**The problem**
Without the pictures, write out all the lines below exactly as they appear.

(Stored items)
____
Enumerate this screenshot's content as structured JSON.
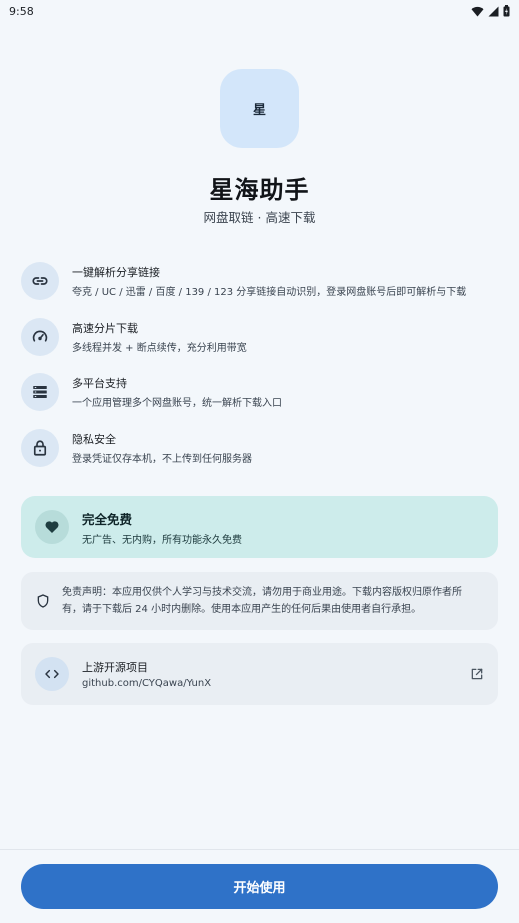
{
  "status_bar": {
    "time": "9:58"
  },
  "app": {
    "icon_char": "星",
    "title": "星海助手",
    "subtitle": "网盘取链 · 高速下载"
  },
  "features": [
    {
      "icon": "link-icon",
      "title": "一键解析分享链接",
      "desc": "夸克 / UC / 迅雷 / 百度 / 139 / 123 分享链接自动识别，登录网盘账号后即可解析与下载"
    },
    {
      "icon": "speedometer-icon",
      "title": "高速分片下载",
      "desc": "多线程并发 + 断点续传，充分利用带宽"
    },
    {
      "icon": "storage-icon",
      "title": "多平台支持",
      "desc": "一个应用管理多个网盘账号，统一解析下载入口"
    },
    {
      "icon": "lock-icon",
      "title": "隐私安全",
      "desc": "登录凭证仅存本机，不上传到任何服务器"
    }
  ],
  "free_card": {
    "icon": "heart-icon",
    "title": "完全免费",
    "desc": "无广告、无内购，所有功能永久免费"
  },
  "disclaimer": {
    "icon": "shield-icon",
    "line1": "免责声明：本应用仅供个人学习与技术交流，请勿用于商业用途。下载内容版权归原作者所",
    "line2": "有，请于下载后 24 小时内删除。使用本应用产生的任何后果由使用者自行承担。"
  },
  "repo": {
    "icon": "code-icon",
    "title": "上游开源项目",
    "url": "github.com/CYQawa/YunX",
    "link_icon": "open-external-icon"
  },
  "start_button": {
    "label": "开始使用"
  },
  "colors": {
    "background": "#f3f7fb",
    "primary_button": "#2f72c8",
    "free_card": "#cdeceb",
    "icon_tile": "#d3e6fa"
  }
}
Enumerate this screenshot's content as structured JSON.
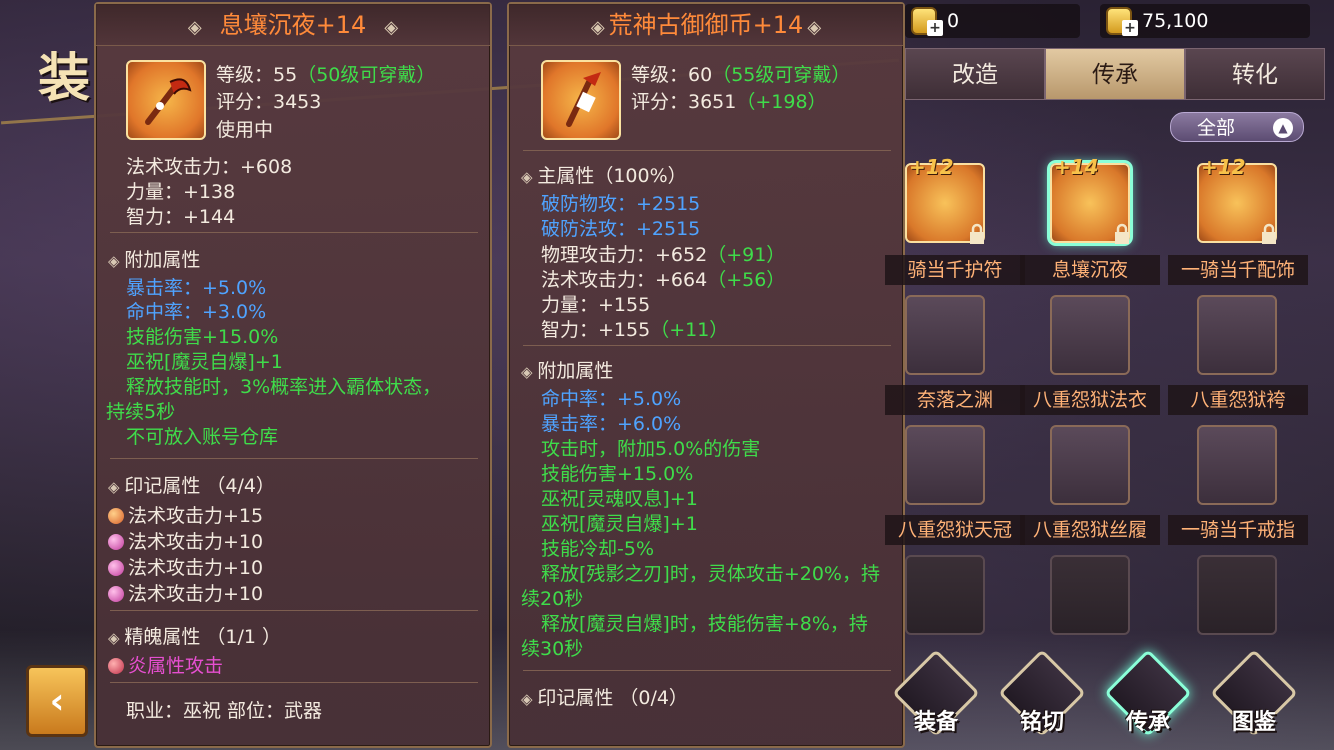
{
  "background": {
    "title_char": "装"
  },
  "currency": [
    {
      "value": "0"
    },
    {
      "value": "75,100"
    }
  ],
  "tabs": [
    {
      "label": "改造",
      "active": false
    },
    {
      "label": "传承",
      "active": true
    },
    {
      "label": "转化",
      "active": false
    }
  ],
  "filter": {
    "label": "全部"
  },
  "grid": [
    {
      "level": "+12",
      "name": "骑当千护符",
      "kind": "orange",
      "locked": true
    },
    {
      "level": "+14",
      "name": "息壤沉夜",
      "kind": "orange",
      "locked": true,
      "selected": true
    },
    {
      "level": "+12",
      "name": "一骑当千配饰",
      "kind": "orange",
      "locked": true
    },
    {
      "level": "",
      "name": "奈落之渊",
      "kind": "plain"
    },
    {
      "level": "",
      "name": "八重怨狱法衣",
      "kind": "plain"
    },
    {
      "level": "",
      "name": "八重怨狱袴",
      "kind": "plain"
    },
    {
      "level": "",
      "name": "八重怨狱天冠",
      "kind": "plain"
    },
    {
      "level": "",
      "name": "八重怨狱丝履",
      "kind": "plain"
    },
    {
      "level": "",
      "name": "一骑当千戒指",
      "kind": "plain"
    }
  ],
  "nav": [
    {
      "label": "装备"
    },
    {
      "label": "铭切"
    },
    {
      "label": "传承",
      "active": true
    },
    {
      "label": "图鉴"
    }
  ],
  "left_panel": {
    "title": "息壤沉夜+14",
    "level_label": "等级：55",
    "level_req": "（50级可穿戴）",
    "score": "评分：3453",
    "status": "使用中",
    "base_stats": [
      "法术攻击力：+608",
      "力量：+138",
      "智力：+144"
    ],
    "extra_header": "附加属性",
    "extra_blue": [
      "暴击率：+5.0%",
      "命中率：+3.0%"
    ],
    "extra_green": [
      "技能伤害+15.0%",
      "巫祝[魔灵自爆]+1",
      "释放技能时，3%概率进入霸体状态，",
      "持续5秒",
      "不可放入账号仓库"
    ],
    "mark_header": "印记属性 （4/4）",
    "marks": [
      "法术攻击力+15",
      "法术攻击力+10",
      "法术攻击力+10",
      "法术攻击力+10"
    ],
    "spirit_header": "精魄属性 （1/1 ）",
    "spirit": "炎属性攻击",
    "footer": "职业：巫祝   部位：武器"
  },
  "right_panel": {
    "title": "荒神古御御币+14",
    "level_label": "等级：60",
    "level_req": "（55级可穿戴）",
    "score": "评分：3651",
    "score_diff": "（+198）",
    "main_header": "主属性（100%）",
    "main_blue": [
      "破防物攻：+2515",
      "破防法攻：+2515"
    ],
    "main_stats": [
      {
        "text": "物理攻击力：+652",
        "diff": "（+91）"
      },
      {
        "text": "法术攻击力：+664",
        "diff": "（+56）"
      },
      {
        "text": "力量：+155",
        "diff": ""
      },
      {
        "text": "智力：+155",
        "diff": "（+11）"
      }
    ],
    "extra_header": "附加属性",
    "extra_blue": [
      "命中率：+5.0%",
      "暴击率：+6.0%"
    ],
    "extra_green": [
      "攻击时，附加5.0%的伤害",
      "技能伤害+15.0%",
      "巫祝[灵魂叹息]+1",
      "巫祝[魔灵自爆]+1",
      "技能冷却-5%",
      "释放[残影之刃]时，灵体攻击+20%，持",
      "续20秒",
      "释放[魔灵自爆]时，技能伤害+8%，持",
      "续30秒"
    ],
    "mark_header": "印记属性 （0/4）"
  }
}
____
**Completed task**
Enumerate this screenshot's content as structured JSON.
{
  "status_bar": {
    "time": "9:58"
  },
  "app": {
    "icon_char": "星",
    "title": "星海助手",
    "subtitle": "网盘取链 · 高速下载"
  },
  "features": [
    {
      "icon": "link-icon",
      "title": "一键解析分享链接",
      "desc": "夸克 / UC / 迅雷 / 百度 / 139 / 123 分享链接自动识别，登录网盘账号后即可解析与下载"
    },
    {
      "icon": "speedometer-icon",
      "title": "高速分片下载",
      "desc": "多线程并发 + 断点续传，充分利用带宽"
    },
    {
      "icon": "storage-icon",
      "title": "多平台支持",
      "desc": "一个应用管理多个网盘账号，统一解析下载入口"
    },
    {
      "icon": "lock-icon",
      "title": "隐私安全",
      "desc": "登录凭证仅存本机，不上传到任何服务器"
    }
  ],
  "free_card": {
    "icon": "heart-icon",
    "title": "完全免费",
    "desc": "无广告、无内购，所有功能永久免费"
  },
  "disclaimer": {
    "icon": "shield-icon",
    "line1": "免责声明：本应用仅供个人学习与技术交流，请勿用于商业用途。下载内容版权归原作者所",
    "line2": "有，请于下载后 24 小时内删除。使用本应用产生的任何后果由使用者自行承担。"
  },
  "repo": {
    "icon": "code-icon",
    "title": "上游开源项目",
    "url": "github.com/CYQawa/YunX",
    "link_icon": "open-external-icon"
  },
  "start_button": {
    "label": "开始使用"
  },
  "colors": {
    "background": "#f3f7fb",
    "primary_button": "#2f72c8",
    "free_card": "#cdeceb",
    "icon_tile": "#d3e6fa"
  }
}
Enumerate this screenshot's content as structured JSON.
{
  "background": {
    "title_char": "装"
  },
  "currency": [
    {
      "value": "0"
    },
    {
      "value": "75,100"
    }
  ],
  "tabs": [
    {
      "label": "改造",
      "active": false
    },
    {
      "label": "传承",
      "active": true
    },
    {
      "label": "转化",
      "active": false
    }
  ],
  "filter": {
    "label": "全部"
  },
  "grid": [
    {
      "level": "+12",
      "name": "骑当千护符",
      "kind": "orange",
      "locked": true
    },
    {
      "level": "+14",
      "name": "息壤沉夜",
      "kind": "orange",
      "locked": true,
      "selected": true
    },
    {
      "level": "+12",
      "name": "一骑当千配饰",
      "kind": "orange",
      "locked": true
    },
    {
      "level": "",
      "name": "奈落之渊",
      "kind": "plain"
    },
    {
      "level": "",
      "name": "八重怨狱法衣",
      "kind": "plain"
    },
    {
      "level": "",
      "name": "八重怨狱袴",
      "kind": "plain"
    },
    {
      "level": "",
      "name": "八重怨狱天冠",
      "kind": "plain"
    },
    {
      "level": "",
      "name": "八重怨狱丝履",
      "kind": "plain"
    },
    {
      "level": "",
      "name": "一骑当千戒指",
      "kind": "plain"
    }
  ],
  "nav": [
    {
      "label": "装备"
    },
    {
      "label": "铭切"
    },
    {
      "label": "传承",
      "active": true
    },
    {
      "label": "图鉴"
    }
  ],
  "left_panel": {
    "title": "息壤沉夜+14",
    "level_label": "等级：55",
    "level_req": "（50级可穿戴）",
    "score": "评分：3453",
    "status": "使用中",
    "base_stats": [
      "法术攻击力：+608",
      "力量：+138",
      "智力：+144"
    ],
    "extra_header": "附加属性",
    "extra_blue": [
      "暴击率：+5.0%",
      "命中率：+3.0%"
    ],
    "extra_green": [
      "技能伤害+15.0%",
      "巫祝[魔灵自爆]+1",
      "释放技能时，3%概率进入霸体状态，",
      "持续5秒",
      "不可放入账号仓库"
    ],
    "mark_header": "印记属性 （4/4）",
    "marks": [
      "法术攻击力+15",
      "法术攻击力+10",
      "法术攻击力+10",
      "法术攻击力+10"
    ],
    "spirit_header": "精魄属性 （1/1 ）",
    "spirit": "炎属性攻击",
    "footer": "职业：巫祝   部位：武器"
  },
  "right_panel": {
    "title": "荒神古御御币+14",
    "level_label": "等级：60",
    "level_req": "（55级可穿戴）",
    "score": "评分：3651",
    "score_diff": "（+198）",
    "main_header": "主属性（100%）",
    "main_blue": [
      "破防物攻：+2515",
      "破防法攻：+2515"
    ],
    "main_stats": [
      {
        "text": "物理攻击力：+652",
        "diff": "（+91）"
      },
      {
        "text": "法术攻击力：+664",
        "diff": "（+56）"
      },
      {
        "text": "力量：+155",
        "diff": ""
      },
      {
        "text": "智力：+155",
        "diff": "（+11）"
      }
    ],
    "extra_header": "附加属性",
    "extra_blue": [
      "命中率：+5.0%",
      "暴击率：+6.0%"
    ],
    "extra_green": [
      "攻击时，附加5.0%的伤害",
      "技能伤害+15.0%",
      "巫祝[灵魂叹息]+1",
      "巫祝[魔灵自爆]+1",
      "技能冷却-5%",
      "释放[残影之刃]时，灵体攻击+20%，持",
      "续20秒",
      "释放[魔灵自爆]时，技能伤害+8%，持",
      "续30秒"
    ],
    "mark_header": "印记属性 （0/4）"
  }
}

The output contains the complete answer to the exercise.